◆ CHALLENGE ◆
Your answer should be one number: how many lines of the records hold the string "their".

◆ Excerpt from a dataset ◆
* begin *
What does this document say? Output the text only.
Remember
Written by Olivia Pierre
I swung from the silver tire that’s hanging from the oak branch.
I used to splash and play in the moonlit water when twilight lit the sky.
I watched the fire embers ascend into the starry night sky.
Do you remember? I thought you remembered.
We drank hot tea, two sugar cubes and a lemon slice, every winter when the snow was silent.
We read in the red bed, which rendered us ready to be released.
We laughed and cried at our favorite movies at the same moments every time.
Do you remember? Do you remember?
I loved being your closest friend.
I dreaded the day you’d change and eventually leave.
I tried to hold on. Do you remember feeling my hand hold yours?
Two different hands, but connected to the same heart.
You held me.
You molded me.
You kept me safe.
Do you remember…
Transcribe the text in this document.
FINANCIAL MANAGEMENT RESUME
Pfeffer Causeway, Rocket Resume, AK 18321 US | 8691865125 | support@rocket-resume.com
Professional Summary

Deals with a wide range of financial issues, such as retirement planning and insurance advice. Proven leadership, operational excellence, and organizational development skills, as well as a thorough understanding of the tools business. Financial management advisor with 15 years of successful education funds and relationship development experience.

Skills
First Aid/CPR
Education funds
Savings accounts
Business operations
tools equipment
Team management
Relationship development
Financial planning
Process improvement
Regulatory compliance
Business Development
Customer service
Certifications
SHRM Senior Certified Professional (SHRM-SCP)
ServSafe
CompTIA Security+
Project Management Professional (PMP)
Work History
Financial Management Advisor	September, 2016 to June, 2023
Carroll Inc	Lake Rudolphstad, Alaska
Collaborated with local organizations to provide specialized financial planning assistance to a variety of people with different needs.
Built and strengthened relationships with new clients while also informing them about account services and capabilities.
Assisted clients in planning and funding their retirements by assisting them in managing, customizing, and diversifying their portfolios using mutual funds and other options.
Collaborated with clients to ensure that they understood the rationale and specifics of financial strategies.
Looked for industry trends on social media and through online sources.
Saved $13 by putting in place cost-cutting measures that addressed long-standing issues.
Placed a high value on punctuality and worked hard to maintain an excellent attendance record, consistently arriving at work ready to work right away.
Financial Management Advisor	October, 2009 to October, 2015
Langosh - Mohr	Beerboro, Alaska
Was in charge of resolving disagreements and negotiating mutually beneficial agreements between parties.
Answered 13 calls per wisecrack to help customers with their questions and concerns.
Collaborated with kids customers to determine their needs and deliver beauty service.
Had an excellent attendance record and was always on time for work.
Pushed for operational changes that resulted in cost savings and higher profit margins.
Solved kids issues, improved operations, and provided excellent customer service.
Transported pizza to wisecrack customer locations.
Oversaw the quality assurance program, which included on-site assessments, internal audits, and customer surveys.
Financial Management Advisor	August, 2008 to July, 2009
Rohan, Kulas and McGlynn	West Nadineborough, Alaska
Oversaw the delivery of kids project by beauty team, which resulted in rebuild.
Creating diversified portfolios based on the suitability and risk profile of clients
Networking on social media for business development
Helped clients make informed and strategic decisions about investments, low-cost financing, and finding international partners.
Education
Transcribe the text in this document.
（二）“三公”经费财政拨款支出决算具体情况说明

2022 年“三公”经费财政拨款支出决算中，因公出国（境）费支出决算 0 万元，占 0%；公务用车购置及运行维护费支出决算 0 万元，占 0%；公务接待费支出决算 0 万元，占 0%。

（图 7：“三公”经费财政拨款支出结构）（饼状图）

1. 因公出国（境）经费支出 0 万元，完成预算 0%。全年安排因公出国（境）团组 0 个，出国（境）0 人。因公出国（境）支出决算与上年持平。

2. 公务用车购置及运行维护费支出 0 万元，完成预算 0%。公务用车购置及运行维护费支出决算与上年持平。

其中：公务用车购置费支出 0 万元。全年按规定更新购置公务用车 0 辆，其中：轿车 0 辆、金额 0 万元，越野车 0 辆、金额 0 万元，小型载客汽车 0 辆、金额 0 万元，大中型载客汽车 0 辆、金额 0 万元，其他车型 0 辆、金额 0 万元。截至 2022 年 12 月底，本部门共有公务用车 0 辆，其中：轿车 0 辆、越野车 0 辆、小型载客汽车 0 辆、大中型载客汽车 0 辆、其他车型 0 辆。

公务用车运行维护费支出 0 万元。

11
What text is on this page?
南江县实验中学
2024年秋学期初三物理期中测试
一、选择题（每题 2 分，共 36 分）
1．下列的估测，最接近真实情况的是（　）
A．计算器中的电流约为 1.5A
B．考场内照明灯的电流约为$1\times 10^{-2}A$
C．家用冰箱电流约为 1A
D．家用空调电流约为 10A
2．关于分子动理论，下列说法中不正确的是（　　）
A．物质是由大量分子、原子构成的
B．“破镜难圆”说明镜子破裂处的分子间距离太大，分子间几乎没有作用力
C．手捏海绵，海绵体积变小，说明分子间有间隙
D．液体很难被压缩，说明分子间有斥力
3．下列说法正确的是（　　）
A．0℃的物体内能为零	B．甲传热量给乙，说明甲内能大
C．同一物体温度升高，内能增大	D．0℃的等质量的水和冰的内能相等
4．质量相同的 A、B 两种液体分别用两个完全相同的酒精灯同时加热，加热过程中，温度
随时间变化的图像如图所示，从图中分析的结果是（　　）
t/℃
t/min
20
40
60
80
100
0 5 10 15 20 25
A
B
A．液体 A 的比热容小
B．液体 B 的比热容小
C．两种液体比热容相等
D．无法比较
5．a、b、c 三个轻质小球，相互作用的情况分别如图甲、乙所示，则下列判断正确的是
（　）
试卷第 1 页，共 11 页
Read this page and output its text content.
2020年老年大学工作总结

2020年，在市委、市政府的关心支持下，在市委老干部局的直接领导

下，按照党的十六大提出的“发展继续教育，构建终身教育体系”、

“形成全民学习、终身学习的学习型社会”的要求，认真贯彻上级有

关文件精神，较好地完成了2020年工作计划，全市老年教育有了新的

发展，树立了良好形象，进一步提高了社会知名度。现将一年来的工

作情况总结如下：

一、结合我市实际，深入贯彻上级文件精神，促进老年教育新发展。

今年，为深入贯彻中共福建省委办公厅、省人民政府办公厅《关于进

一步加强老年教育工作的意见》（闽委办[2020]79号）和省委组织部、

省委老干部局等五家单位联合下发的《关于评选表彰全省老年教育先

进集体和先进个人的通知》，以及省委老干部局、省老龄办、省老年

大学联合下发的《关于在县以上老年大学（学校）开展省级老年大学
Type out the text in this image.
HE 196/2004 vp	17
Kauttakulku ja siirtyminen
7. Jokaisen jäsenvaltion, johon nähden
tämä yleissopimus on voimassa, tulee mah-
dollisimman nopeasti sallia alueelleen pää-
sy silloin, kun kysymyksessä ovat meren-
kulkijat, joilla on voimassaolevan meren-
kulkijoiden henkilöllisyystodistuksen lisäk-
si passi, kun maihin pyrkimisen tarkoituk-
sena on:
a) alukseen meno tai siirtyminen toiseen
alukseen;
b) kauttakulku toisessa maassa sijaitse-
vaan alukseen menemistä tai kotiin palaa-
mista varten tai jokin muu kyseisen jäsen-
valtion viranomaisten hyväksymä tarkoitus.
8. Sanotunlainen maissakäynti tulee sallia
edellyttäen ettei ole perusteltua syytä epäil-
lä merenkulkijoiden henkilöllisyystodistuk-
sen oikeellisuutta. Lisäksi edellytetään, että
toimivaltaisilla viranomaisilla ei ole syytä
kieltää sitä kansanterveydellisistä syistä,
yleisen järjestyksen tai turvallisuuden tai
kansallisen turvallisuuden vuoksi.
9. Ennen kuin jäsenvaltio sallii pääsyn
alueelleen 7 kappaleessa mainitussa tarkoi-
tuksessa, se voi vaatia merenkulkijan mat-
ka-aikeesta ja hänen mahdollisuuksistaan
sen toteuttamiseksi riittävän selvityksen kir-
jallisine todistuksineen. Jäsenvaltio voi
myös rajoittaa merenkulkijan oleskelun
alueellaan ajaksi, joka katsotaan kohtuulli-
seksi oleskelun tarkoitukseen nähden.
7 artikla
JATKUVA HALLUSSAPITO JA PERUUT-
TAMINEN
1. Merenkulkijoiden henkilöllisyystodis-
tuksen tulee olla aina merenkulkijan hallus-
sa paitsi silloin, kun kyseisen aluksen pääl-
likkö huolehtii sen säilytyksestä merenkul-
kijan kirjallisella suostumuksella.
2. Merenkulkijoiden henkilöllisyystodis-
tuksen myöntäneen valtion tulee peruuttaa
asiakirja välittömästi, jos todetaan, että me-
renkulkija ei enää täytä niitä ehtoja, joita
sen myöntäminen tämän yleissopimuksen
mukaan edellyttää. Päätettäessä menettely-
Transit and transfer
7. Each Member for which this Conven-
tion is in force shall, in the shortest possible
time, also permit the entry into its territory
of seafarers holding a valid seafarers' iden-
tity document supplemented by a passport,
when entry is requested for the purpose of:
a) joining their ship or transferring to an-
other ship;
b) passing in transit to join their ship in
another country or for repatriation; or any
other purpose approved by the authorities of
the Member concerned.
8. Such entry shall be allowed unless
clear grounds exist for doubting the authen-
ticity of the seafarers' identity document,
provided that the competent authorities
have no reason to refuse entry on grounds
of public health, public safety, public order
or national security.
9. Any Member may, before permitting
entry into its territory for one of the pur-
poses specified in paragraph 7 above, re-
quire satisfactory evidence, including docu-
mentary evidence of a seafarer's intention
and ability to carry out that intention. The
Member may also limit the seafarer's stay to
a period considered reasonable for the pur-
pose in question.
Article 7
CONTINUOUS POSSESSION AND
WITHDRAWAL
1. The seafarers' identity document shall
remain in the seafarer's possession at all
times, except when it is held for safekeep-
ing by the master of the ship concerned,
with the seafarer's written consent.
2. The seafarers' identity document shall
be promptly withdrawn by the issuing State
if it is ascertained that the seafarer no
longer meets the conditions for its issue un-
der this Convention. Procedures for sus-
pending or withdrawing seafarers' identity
* end *
◆ RESULT OF THE EXERCISE ◆
5